**Written task**
Copy exactly the lines from the one containing "Give me the" through the last line of the records below, including both, and leave out any pictures.

***

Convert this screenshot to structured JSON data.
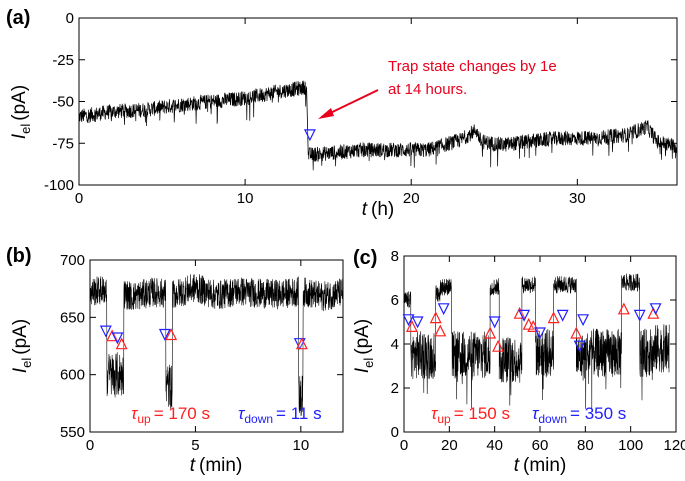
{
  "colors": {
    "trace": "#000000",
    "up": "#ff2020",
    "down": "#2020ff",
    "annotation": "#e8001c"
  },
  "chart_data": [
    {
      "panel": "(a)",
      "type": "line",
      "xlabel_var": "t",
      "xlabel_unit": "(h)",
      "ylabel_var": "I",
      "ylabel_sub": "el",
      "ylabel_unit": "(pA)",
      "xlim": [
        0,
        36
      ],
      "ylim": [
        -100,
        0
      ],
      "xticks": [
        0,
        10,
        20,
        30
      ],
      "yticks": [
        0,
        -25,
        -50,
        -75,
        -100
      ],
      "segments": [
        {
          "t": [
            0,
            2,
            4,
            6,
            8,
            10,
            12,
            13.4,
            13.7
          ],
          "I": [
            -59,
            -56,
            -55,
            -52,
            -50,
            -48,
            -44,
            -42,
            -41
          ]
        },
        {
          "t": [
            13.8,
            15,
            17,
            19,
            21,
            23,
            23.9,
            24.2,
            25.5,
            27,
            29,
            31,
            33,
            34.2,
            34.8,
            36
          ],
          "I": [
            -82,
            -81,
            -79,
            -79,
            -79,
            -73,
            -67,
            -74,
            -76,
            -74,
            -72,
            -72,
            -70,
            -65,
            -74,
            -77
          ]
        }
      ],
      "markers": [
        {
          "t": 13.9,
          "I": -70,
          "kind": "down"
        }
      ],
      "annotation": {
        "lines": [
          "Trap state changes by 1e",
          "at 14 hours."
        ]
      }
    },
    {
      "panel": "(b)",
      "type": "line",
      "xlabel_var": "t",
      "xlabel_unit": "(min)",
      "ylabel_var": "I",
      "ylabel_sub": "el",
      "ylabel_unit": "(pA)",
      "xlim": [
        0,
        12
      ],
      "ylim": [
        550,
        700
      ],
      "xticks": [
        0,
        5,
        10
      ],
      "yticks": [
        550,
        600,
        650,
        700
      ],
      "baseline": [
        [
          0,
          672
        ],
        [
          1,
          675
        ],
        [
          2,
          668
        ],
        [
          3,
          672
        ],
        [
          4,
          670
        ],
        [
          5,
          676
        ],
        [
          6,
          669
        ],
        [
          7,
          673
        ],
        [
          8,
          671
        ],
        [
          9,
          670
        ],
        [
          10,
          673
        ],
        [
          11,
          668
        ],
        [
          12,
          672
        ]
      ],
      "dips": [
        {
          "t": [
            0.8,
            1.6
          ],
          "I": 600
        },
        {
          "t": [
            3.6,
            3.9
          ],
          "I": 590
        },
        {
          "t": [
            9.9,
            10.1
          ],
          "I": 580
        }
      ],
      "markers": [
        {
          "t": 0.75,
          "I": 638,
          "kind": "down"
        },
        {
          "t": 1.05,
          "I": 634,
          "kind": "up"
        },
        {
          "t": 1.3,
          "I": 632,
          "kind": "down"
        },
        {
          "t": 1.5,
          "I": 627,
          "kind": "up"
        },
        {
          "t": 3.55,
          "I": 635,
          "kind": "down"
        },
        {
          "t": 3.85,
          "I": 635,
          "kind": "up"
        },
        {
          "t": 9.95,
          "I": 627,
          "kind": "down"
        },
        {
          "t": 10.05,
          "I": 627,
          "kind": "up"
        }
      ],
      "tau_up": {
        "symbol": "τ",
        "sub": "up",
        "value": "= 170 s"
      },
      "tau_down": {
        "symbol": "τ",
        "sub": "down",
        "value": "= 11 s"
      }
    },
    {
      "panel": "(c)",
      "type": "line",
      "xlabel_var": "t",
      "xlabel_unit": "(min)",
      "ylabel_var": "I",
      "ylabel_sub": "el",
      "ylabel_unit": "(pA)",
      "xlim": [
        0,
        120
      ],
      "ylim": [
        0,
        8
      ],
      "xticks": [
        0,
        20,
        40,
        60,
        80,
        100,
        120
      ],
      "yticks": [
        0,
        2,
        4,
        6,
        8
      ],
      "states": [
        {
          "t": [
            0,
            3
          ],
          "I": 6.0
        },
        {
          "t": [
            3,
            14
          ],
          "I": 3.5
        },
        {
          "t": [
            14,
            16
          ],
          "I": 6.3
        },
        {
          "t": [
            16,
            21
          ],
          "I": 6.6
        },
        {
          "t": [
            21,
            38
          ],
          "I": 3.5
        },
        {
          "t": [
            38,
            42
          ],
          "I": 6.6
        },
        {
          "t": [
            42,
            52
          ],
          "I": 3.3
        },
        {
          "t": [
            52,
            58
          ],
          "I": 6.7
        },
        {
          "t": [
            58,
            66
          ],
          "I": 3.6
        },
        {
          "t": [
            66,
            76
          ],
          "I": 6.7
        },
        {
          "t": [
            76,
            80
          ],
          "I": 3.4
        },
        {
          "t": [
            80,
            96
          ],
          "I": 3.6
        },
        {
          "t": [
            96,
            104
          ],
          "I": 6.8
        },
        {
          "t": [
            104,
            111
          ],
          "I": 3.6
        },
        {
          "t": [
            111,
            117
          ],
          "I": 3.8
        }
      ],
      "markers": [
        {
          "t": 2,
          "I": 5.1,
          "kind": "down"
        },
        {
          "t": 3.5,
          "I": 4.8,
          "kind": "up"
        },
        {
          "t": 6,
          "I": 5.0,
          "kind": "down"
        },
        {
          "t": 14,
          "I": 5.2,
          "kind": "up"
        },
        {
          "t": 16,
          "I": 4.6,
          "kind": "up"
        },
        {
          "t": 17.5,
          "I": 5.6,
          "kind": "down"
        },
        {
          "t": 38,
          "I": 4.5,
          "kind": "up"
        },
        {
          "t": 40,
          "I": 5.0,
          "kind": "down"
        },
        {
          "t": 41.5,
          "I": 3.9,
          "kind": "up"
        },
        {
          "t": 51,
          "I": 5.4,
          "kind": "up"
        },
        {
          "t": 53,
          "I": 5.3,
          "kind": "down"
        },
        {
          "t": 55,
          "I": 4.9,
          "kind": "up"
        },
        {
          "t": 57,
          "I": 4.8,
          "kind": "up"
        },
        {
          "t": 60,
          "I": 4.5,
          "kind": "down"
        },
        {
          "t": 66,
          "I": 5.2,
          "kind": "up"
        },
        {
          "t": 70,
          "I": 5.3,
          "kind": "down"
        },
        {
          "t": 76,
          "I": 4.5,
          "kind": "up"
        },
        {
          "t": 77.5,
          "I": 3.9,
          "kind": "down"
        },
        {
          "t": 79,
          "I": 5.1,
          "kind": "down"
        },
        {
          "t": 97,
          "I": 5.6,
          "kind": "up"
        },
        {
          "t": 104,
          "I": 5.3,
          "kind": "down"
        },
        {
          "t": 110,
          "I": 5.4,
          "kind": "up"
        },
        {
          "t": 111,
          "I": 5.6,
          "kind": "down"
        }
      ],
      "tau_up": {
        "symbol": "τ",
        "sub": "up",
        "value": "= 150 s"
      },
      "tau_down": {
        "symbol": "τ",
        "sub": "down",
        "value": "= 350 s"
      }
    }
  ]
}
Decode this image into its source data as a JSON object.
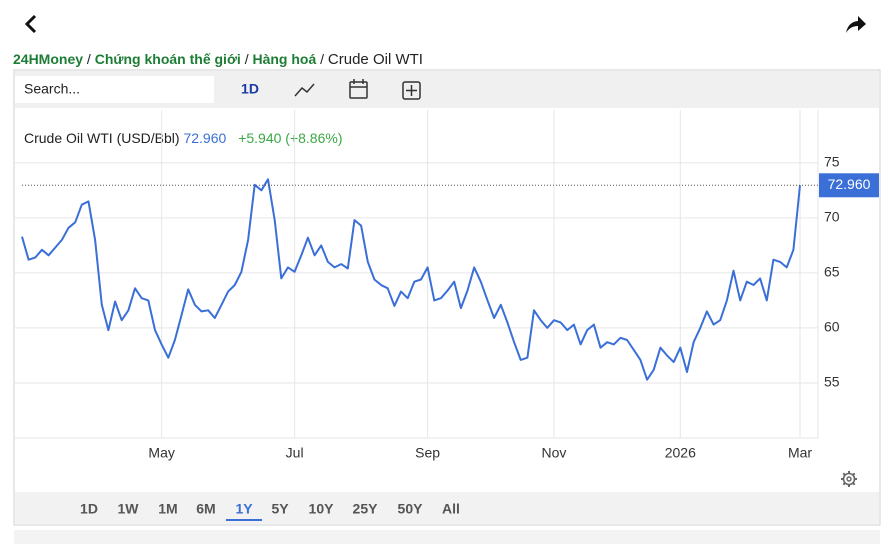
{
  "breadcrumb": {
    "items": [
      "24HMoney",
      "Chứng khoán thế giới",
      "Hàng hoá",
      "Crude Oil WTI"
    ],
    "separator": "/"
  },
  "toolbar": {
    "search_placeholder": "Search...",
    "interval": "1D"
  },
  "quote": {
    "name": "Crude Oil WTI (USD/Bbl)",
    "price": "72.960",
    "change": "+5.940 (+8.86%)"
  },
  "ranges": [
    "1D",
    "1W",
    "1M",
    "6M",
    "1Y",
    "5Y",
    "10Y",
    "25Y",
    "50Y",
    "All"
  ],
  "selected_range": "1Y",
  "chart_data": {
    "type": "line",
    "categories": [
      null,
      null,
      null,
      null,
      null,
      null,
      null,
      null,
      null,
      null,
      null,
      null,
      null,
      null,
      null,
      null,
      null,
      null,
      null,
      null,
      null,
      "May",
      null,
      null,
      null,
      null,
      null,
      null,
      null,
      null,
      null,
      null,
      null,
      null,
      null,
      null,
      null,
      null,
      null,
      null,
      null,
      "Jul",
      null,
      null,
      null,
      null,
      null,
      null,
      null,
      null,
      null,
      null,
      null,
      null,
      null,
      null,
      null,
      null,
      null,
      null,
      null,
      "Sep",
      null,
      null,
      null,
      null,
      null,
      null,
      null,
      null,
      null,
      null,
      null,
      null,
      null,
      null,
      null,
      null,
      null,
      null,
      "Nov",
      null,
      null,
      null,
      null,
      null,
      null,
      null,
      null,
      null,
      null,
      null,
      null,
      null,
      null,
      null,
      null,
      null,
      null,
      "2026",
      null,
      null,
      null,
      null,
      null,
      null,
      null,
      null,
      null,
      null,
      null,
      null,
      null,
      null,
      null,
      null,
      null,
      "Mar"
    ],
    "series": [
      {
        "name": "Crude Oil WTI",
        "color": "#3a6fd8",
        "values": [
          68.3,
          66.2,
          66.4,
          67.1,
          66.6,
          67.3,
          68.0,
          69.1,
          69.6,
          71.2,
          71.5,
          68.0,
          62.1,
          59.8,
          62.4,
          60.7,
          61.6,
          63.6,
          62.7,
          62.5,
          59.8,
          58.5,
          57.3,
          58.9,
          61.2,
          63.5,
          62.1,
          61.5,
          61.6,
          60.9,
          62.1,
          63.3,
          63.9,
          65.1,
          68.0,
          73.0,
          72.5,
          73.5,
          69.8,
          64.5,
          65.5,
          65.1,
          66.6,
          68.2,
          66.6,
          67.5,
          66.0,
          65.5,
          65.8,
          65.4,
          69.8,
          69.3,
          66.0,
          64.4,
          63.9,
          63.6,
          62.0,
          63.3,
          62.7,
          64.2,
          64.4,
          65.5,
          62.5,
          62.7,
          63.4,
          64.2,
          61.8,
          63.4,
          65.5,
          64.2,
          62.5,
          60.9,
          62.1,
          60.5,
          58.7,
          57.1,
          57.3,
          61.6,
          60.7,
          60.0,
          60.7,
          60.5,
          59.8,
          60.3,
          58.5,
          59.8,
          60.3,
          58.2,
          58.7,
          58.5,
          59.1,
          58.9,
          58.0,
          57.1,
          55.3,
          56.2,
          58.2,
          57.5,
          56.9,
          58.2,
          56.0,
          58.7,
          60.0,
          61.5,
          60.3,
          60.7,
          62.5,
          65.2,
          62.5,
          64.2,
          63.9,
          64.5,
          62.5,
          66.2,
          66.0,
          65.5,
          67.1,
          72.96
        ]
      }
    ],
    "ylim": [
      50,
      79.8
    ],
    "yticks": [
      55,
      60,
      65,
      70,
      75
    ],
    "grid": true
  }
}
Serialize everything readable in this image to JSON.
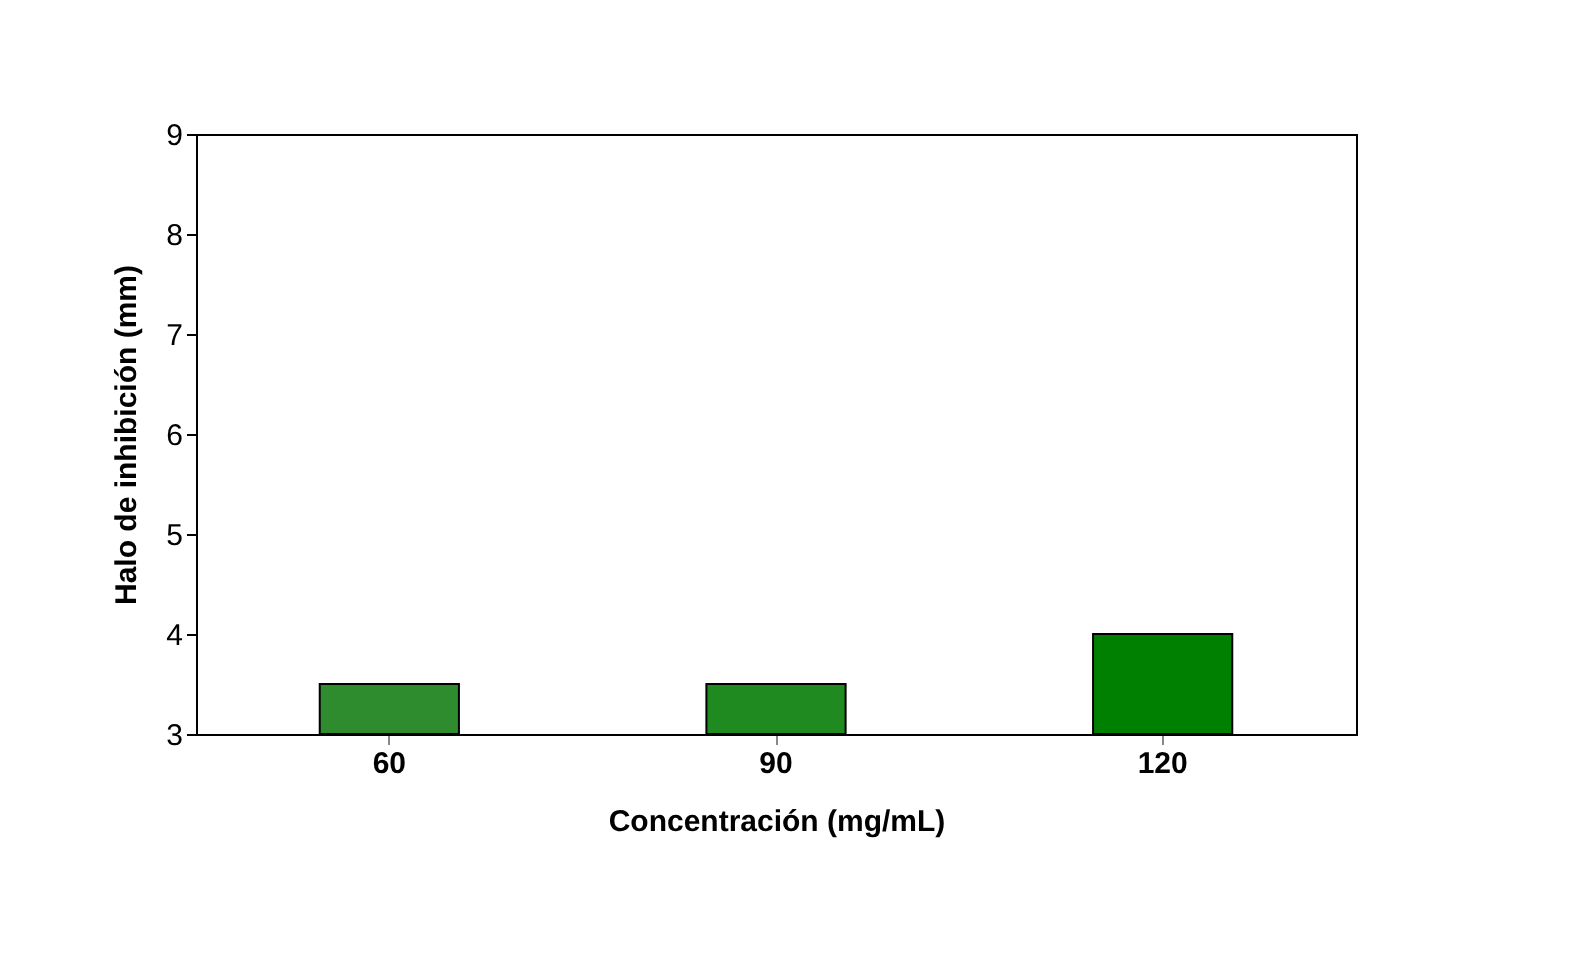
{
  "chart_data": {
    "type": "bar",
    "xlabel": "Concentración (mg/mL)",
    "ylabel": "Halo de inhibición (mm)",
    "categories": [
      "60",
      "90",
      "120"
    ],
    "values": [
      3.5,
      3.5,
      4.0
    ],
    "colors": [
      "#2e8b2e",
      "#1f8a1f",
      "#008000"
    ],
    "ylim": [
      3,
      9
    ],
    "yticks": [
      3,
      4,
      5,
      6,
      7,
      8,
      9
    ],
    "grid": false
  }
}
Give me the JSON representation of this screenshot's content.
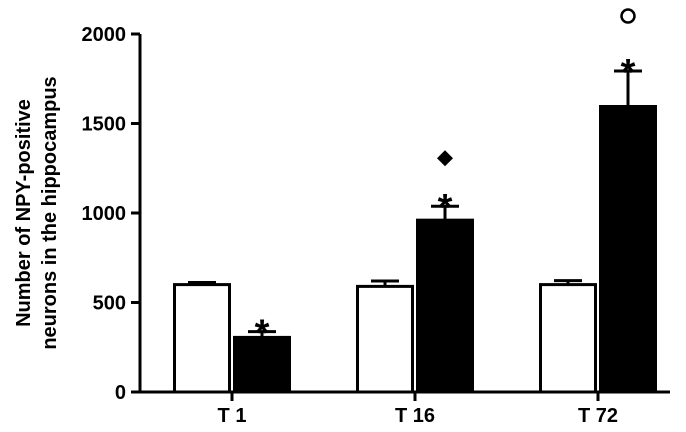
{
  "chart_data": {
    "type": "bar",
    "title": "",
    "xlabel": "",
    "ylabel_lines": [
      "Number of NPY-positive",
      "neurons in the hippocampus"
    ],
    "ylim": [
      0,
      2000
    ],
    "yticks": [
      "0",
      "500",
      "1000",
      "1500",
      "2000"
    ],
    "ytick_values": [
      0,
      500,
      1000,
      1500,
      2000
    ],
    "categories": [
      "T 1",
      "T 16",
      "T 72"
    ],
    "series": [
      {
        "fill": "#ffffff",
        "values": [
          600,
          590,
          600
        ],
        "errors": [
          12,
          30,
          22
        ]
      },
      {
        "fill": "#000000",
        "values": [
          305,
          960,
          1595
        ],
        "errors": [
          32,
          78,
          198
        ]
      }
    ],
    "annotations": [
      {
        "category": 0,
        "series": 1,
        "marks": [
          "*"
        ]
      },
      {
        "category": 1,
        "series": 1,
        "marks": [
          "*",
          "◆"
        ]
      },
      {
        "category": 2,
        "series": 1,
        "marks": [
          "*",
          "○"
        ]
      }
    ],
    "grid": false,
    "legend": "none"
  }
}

***

**Correct output**
Give me the JSON representation of this screenshot's content.
{
  "chart_data": {
    "type": "bar",
    "title": "",
    "xlabel": "",
    "ylabel_lines": [
      "Number of NPY-positive",
      "neurons in the hippocampus"
    ],
    "ylim": [
      0,
      2000
    ],
    "yticks": [
      "0",
      "500",
      "1000",
      "1500",
      "2000"
    ],
    "ytick_values": [
      0,
      500,
      1000,
      1500,
      2000
    ],
    "categories": [
      "T 1",
      "T 16",
      "T 72"
    ],
    "series": [
      {
        "fill": "#ffffff",
        "values": [
          600,
          590,
          600
        ],
        "errors": [
          12,
          30,
          22
        ]
      },
      {
        "fill": "#000000",
        "values": [
          305,
          960,
          1595
        ],
        "errors": [
          32,
          78,
          198
        ]
      }
    ],
    "annotations": [
      {
        "category": 0,
        "series": 1,
        "marks": [
          "*"
        ]
      },
      {
        "category": 1,
        "series": 1,
        "marks": [
          "*",
          "◆"
        ]
      },
      {
        "category": 2,
        "series": 1,
        "marks": [
          "*",
          "○"
        ]
      }
    ],
    "grid": false,
    "legend": "none"
  }
}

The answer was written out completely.